SHORT TASK
Output every entry exactly as written, skipping any pictures.

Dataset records
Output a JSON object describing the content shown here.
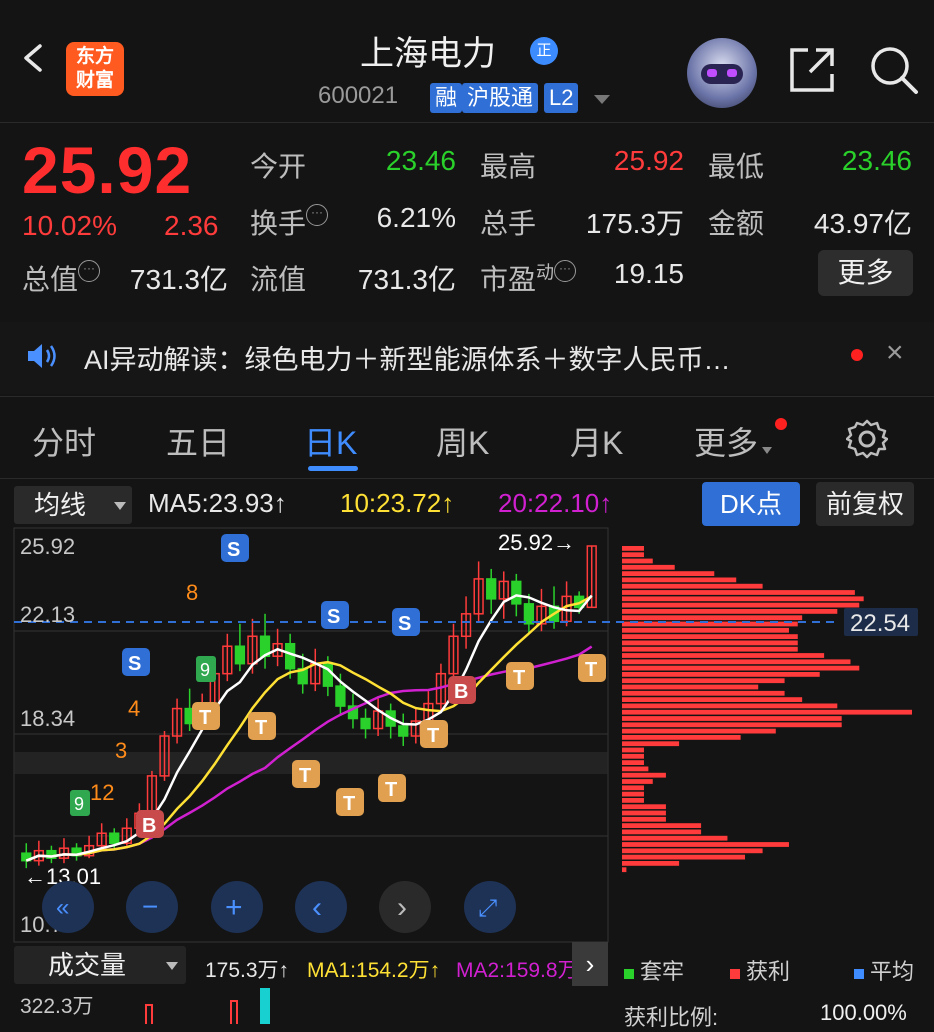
{
  "header": {
    "logo_line1": "东方",
    "logo_line2": "财富",
    "stock_name": "上海电力",
    "badge": "正",
    "stock_code": "600021",
    "tags": [
      "融",
      "沪股通",
      "L2"
    ]
  },
  "quote": {
    "price": "25.92",
    "change_pct": "10.02%",
    "change_amt": "2.36",
    "open_label": "今开",
    "open_value": "23.46",
    "high_label": "最高",
    "high_value": "25.92",
    "low_label": "最低",
    "low_value": "23.46",
    "turnover_label": "换手",
    "turnover_value": "6.21%",
    "volume_label": "总手",
    "volume_value": "175.3万",
    "amount_label": "金额",
    "amount_value": "43.97亿",
    "mktcap_label": "总值",
    "mktcap_value": "731.3亿",
    "float_label": "流值",
    "float_value": "731.3亿",
    "pe_label": "市盈",
    "pe_sup": "动",
    "pe_value": "19.15",
    "more_label": "更多"
  },
  "ai_bar": {
    "text": "AI异动解读：绿色电力＋新型能源体系＋数字人民币…",
    "close": "×"
  },
  "tabs": [
    "分时",
    "五日",
    "日K",
    "周K",
    "月K",
    "更多"
  ],
  "active_tab": "日K",
  "chart_toolbar": {
    "indicator_select": "均线",
    "ma5": "MA5:23.93↑",
    "ma10": "10:23.72↑",
    "ma20": "20:22.10↑",
    "dk_button": "DK点",
    "adjust_button": "前复权"
  },
  "colors": {
    "up": "#ff3b3b",
    "down": "#2bd12b",
    "ma5": "#ffffff",
    "ma10": "#ffe135",
    "ma20": "#d020d0",
    "accent": "#2f6fd6"
  },
  "chart_data": {
    "type": "candlestick",
    "y_ticks": [
      "25.92",
      "22.13",
      "18.34",
      "10.76"
    ],
    "ylim": [
      10.76,
      25.92
    ],
    "price_high_label": "25.92→",
    "price_low_label": "←13.01",
    "chip_avg_label": "22.54",
    "bars": [
      {
        "o": 13.6,
        "c": 13.3,
        "h": 14.0,
        "l": 13.0
      },
      {
        "o": 13.3,
        "c": 13.7,
        "h": 14.1,
        "l": 13.1
      },
      {
        "o": 13.7,
        "c": 13.4,
        "h": 13.9,
        "l": 13.2
      },
      {
        "o": 13.4,
        "c": 13.8,
        "h": 14.2,
        "l": 13.2
      },
      {
        "o": 13.8,
        "c": 13.5,
        "h": 14.0,
        "l": 13.3
      },
      {
        "o": 13.5,
        "c": 13.9,
        "h": 14.3,
        "l": 13.4
      },
      {
        "o": 13.9,
        "c": 14.4,
        "h": 14.8,
        "l": 13.7
      },
      {
        "o": 14.4,
        "c": 14.0,
        "h": 14.6,
        "l": 13.8
      },
      {
        "o": 14.0,
        "c": 14.6,
        "h": 15.0,
        "l": 13.9
      },
      {
        "o": 14.6,
        "c": 15.2,
        "h": 15.6,
        "l": 14.4
      },
      {
        "o": 15.2,
        "c": 16.7,
        "h": 16.9,
        "l": 15.0
      },
      {
        "o": 16.7,
        "c": 18.3,
        "h": 18.5,
        "l": 16.5
      },
      {
        "o": 18.3,
        "c": 19.4,
        "h": 19.8,
        "l": 18.0
      },
      {
        "o": 19.4,
        "c": 18.8,
        "h": 20.2,
        "l": 18.5
      },
      {
        "o": 18.8,
        "c": 19.6,
        "h": 20.0,
        "l": 18.6
      },
      {
        "o": 19.6,
        "c": 20.8,
        "h": 21.2,
        "l": 19.3
      },
      {
        "o": 20.8,
        "c": 21.9,
        "h": 22.4,
        "l": 20.5
      },
      {
        "o": 21.9,
        "c": 21.2,
        "h": 22.8,
        "l": 20.9
      },
      {
        "o": 21.2,
        "c": 22.3,
        "h": 23.0,
        "l": 20.8
      },
      {
        "o": 22.3,
        "c": 21.5,
        "h": 23.2,
        "l": 21.0
      },
      {
        "o": 21.5,
        "c": 22.0,
        "h": 22.6,
        "l": 21.1
      },
      {
        "o": 22.0,
        "c": 21.0,
        "h": 22.4,
        "l": 20.6
      },
      {
        "o": 21.0,
        "c": 20.4,
        "h": 21.6,
        "l": 20.0
      },
      {
        "o": 20.4,
        "c": 21.2,
        "h": 21.8,
        "l": 20.1
      },
      {
        "o": 21.2,
        "c": 20.3,
        "h": 21.5,
        "l": 19.9
      },
      {
        "o": 20.3,
        "c": 19.5,
        "h": 20.8,
        "l": 19.1
      },
      {
        "o": 19.5,
        "c": 19.0,
        "h": 20.0,
        "l": 18.6
      },
      {
        "o": 19.0,
        "c": 18.6,
        "h": 19.4,
        "l": 18.2
      },
      {
        "o": 18.6,
        "c": 19.3,
        "h": 19.8,
        "l": 18.3
      },
      {
        "o": 19.3,
        "c": 18.7,
        "h": 19.6,
        "l": 18.2
      },
      {
        "o": 18.7,
        "c": 18.3,
        "h": 19.2,
        "l": 17.9
      },
      {
        "o": 18.3,
        "c": 18.9,
        "h": 19.4,
        "l": 18.0
      },
      {
        "o": 18.9,
        "c": 19.6,
        "h": 20.1,
        "l": 18.6
      },
      {
        "o": 19.6,
        "c": 20.8,
        "h": 21.2,
        "l": 19.3
      },
      {
        "o": 20.8,
        "c": 22.3,
        "h": 22.8,
        "l": 20.5
      },
      {
        "o": 22.3,
        "c": 23.2,
        "h": 23.9,
        "l": 21.8
      },
      {
        "o": 23.2,
        "c": 24.6,
        "h": 25.3,
        "l": 22.9
      },
      {
        "o": 24.6,
        "c": 23.8,
        "h": 25.0,
        "l": 23.2
      },
      {
        "o": 23.8,
        "c": 24.5,
        "h": 24.9,
        "l": 23.0
      },
      {
        "o": 24.5,
        "c": 23.6,
        "h": 24.8,
        "l": 23.1
      },
      {
        "o": 23.6,
        "c": 22.8,
        "h": 24.0,
        "l": 22.4
      },
      {
        "o": 22.8,
        "c": 23.5,
        "h": 24.2,
        "l": 22.5
      },
      {
        "o": 23.5,
        "c": 22.9,
        "h": 24.3,
        "l": 22.6
      },
      {
        "o": 22.9,
        "c": 23.9,
        "h": 24.5,
        "l": 22.7
      },
      {
        "o": 23.9,
        "c": 23.46,
        "h": 24.1,
        "l": 23.2
      },
      {
        "o": 23.46,
        "c": 25.92,
        "h": 25.92,
        "l": 23.46
      }
    ]
  },
  "chart_buttons": [
    "«",
    "−",
    "+",
    "‹",
    "›",
    "⤢"
  ],
  "volume_panel": {
    "select": "成交量",
    "vol": "175.3万↑",
    "ma1": "MA1:154.2万↑",
    "ma2": "MA2:159.8万↑",
    "max_label": "322.3万"
  },
  "chip_legend": {
    "trapped": "套牢",
    "profit": "获利",
    "average": "平均",
    "profit_ratio_label": "获利比例:",
    "profit_ratio_value": "100.00%"
  }
}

ANSWER TO THIS EXERCISE
Output a JSON object describing the content shown here.
{
  "header": {
    "logo_line1": "东方",
    "logo_line2": "财富",
    "stock_name": "上海电力",
    "badge": "正",
    "stock_code": "600021",
    "tags": [
      "融",
      "沪股通",
      "L2"
    ]
  },
  "quote": {
    "price": "25.92",
    "change_pct": "10.02%",
    "change_amt": "2.36",
    "open_label": "今开",
    "open_value": "23.46",
    "high_label": "最高",
    "high_value": "25.92",
    "low_label": "最低",
    "low_value": "23.46",
    "turnover_label": "换手",
    "turnover_value": "6.21%",
    "volume_label": "总手",
    "volume_value": "175.3万",
    "amount_label": "金额",
    "amount_value": "43.97亿",
    "mktcap_label": "总值",
    "mktcap_value": "731.3亿",
    "float_label": "流值",
    "float_value": "731.3亿",
    "pe_label": "市盈",
    "pe_sup": "动",
    "pe_value": "19.15",
    "more_label": "更多"
  },
  "ai_bar": {
    "text": "AI异动解读：绿色电力＋新型能源体系＋数字人民币…",
    "close": "×"
  },
  "tabs": [
    "分时",
    "五日",
    "日K",
    "周K",
    "月K",
    "更多"
  ],
  "active_tab": "日K",
  "chart_toolbar": {
    "indicator_select": "均线",
    "ma5": "MA5:23.93↑",
    "ma10": "10:23.72↑",
    "ma20": "20:22.10↑",
    "dk_button": "DK点",
    "adjust_button": "前复权"
  },
  "colors": {
    "up": "#ff3b3b",
    "down": "#2bd12b",
    "ma5": "#ffffff",
    "ma10": "#ffe135",
    "ma20": "#d020d0",
    "accent": "#2f6fd6"
  },
  "chart_data": {
    "type": "candlestick",
    "y_ticks": [
      "25.92",
      "22.13",
      "18.34",
      "10.76"
    ],
    "ylim": [
      10.76,
      25.92
    ],
    "price_high_label": "25.92→",
    "price_low_label": "←13.01",
    "chip_avg_label": "22.54",
    "bars": [
      {
        "o": 13.6,
        "c": 13.3,
        "h": 14.0,
        "l": 13.0
      },
      {
        "o": 13.3,
        "c": 13.7,
        "h": 14.1,
        "l": 13.1
      },
      {
        "o": 13.7,
        "c": 13.4,
        "h": 13.9,
        "l": 13.2
      },
      {
        "o": 13.4,
        "c": 13.8,
        "h": 14.2,
        "l": 13.2
      },
      {
        "o": 13.8,
        "c": 13.5,
        "h": 14.0,
        "l": 13.3
      },
      {
        "o": 13.5,
        "c": 13.9,
        "h": 14.3,
        "l": 13.4
      },
      {
        "o": 13.9,
        "c": 14.4,
        "h": 14.8,
        "l": 13.7
      },
      {
        "o": 14.4,
        "c": 14.0,
        "h": 14.6,
        "l": 13.8
      },
      {
        "o": 14.0,
        "c": 14.6,
        "h": 15.0,
        "l": 13.9
      },
      {
        "o": 14.6,
        "c": 15.2,
        "h": 15.6,
        "l": 14.4
      },
      {
        "o": 15.2,
        "c": 16.7,
        "h": 16.9,
        "l": 15.0
      },
      {
        "o": 16.7,
        "c": 18.3,
        "h": 18.5,
        "l": 16.5
      },
      {
        "o": 18.3,
        "c": 19.4,
        "h": 19.8,
        "l": 18.0
      },
      {
        "o": 19.4,
        "c": 18.8,
        "h": 20.2,
        "l": 18.5
      },
      {
        "o": 18.8,
        "c": 19.6,
        "h": 20.0,
        "l": 18.6
      },
      {
        "o": 19.6,
        "c": 20.8,
        "h": 21.2,
        "l": 19.3
      },
      {
        "o": 20.8,
        "c": 21.9,
        "h": 22.4,
        "l": 20.5
      },
      {
        "o": 21.9,
        "c": 21.2,
        "h": 22.8,
        "l": 20.9
      },
      {
        "o": 21.2,
        "c": 22.3,
        "h": 23.0,
        "l": 20.8
      },
      {
        "o": 22.3,
        "c": 21.5,
        "h": 23.2,
        "l": 21.0
      },
      {
        "o": 21.5,
        "c": 22.0,
        "h": 22.6,
        "l": 21.1
      },
      {
        "o": 22.0,
        "c": 21.0,
        "h": 22.4,
        "l": 20.6
      },
      {
        "o": 21.0,
        "c": 20.4,
        "h": 21.6,
        "l": 20.0
      },
      {
        "o": 20.4,
        "c": 21.2,
        "h": 21.8,
        "l": 20.1
      },
      {
        "o": 21.2,
        "c": 20.3,
        "h": 21.5,
        "l": 19.9
      },
      {
        "o": 20.3,
        "c": 19.5,
        "h": 20.8,
        "l": 19.1
      },
      {
        "o": 19.5,
        "c": 19.0,
        "h": 20.0,
        "l": 18.6
      },
      {
        "o": 19.0,
        "c": 18.6,
        "h": 19.4,
        "l": 18.2
      },
      {
        "o": 18.6,
        "c": 19.3,
        "h": 19.8,
        "l": 18.3
      },
      {
        "o": 19.3,
        "c": 18.7,
        "h": 19.6,
        "l": 18.2
      },
      {
        "o": 18.7,
        "c": 18.3,
        "h": 19.2,
        "l": 17.9
      },
      {
        "o": 18.3,
        "c": 18.9,
        "h": 19.4,
        "l": 18.0
      },
      {
        "o": 18.9,
        "c": 19.6,
        "h": 20.1,
        "l": 18.6
      },
      {
        "o": 19.6,
        "c": 20.8,
        "h": 21.2,
        "l": 19.3
      },
      {
        "o": 20.8,
        "c": 22.3,
        "h": 22.8,
        "l": 20.5
      },
      {
        "o": 22.3,
        "c": 23.2,
        "h": 23.9,
        "l": 21.8
      },
      {
        "o": 23.2,
        "c": 24.6,
        "h": 25.3,
        "l": 22.9
      },
      {
        "o": 24.6,
        "c": 23.8,
        "h": 25.0,
        "l": 23.2
      },
      {
        "o": 23.8,
        "c": 24.5,
        "h": 24.9,
        "l": 23.0
      },
      {
        "o": 24.5,
        "c": 23.6,
        "h": 24.8,
        "l": 23.1
      },
      {
        "o": 23.6,
        "c": 22.8,
        "h": 24.0,
        "l": 22.4
      },
      {
        "o": 22.8,
        "c": 23.5,
        "h": 24.2,
        "l": 22.5
      },
      {
        "o": 23.5,
        "c": 22.9,
        "h": 24.3,
        "l": 22.6
      },
      {
        "o": 22.9,
        "c": 23.9,
        "h": 24.5,
        "l": 22.7
      },
      {
        "o": 23.9,
        "c": 23.46,
        "h": 24.1,
        "l": 23.2
      },
      {
        "o": 23.46,
        "c": 25.92,
        "h": 25.92,
        "l": 23.46
      }
    ]
  },
  "chart_buttons": [
    "«",
    "−",
    "+",
    "‹",
    "›",
    "⤢"
  ],
  "volume_panel": {
    "select": "成交量",
    "vol": "175.3万↑",
    "ma1": "MA1:154.2万↑",
    "ma2": "MA2:159.8万↑",
    "max_label": "322.3万"
  },
  "chip_legend": {
    "trapped": "套牢",
    "profit": "获利",
    "average": "平均",
    "profit_ratio_label": "获利比例:",
    "profit_ratio_value": "100.00%"
  }
}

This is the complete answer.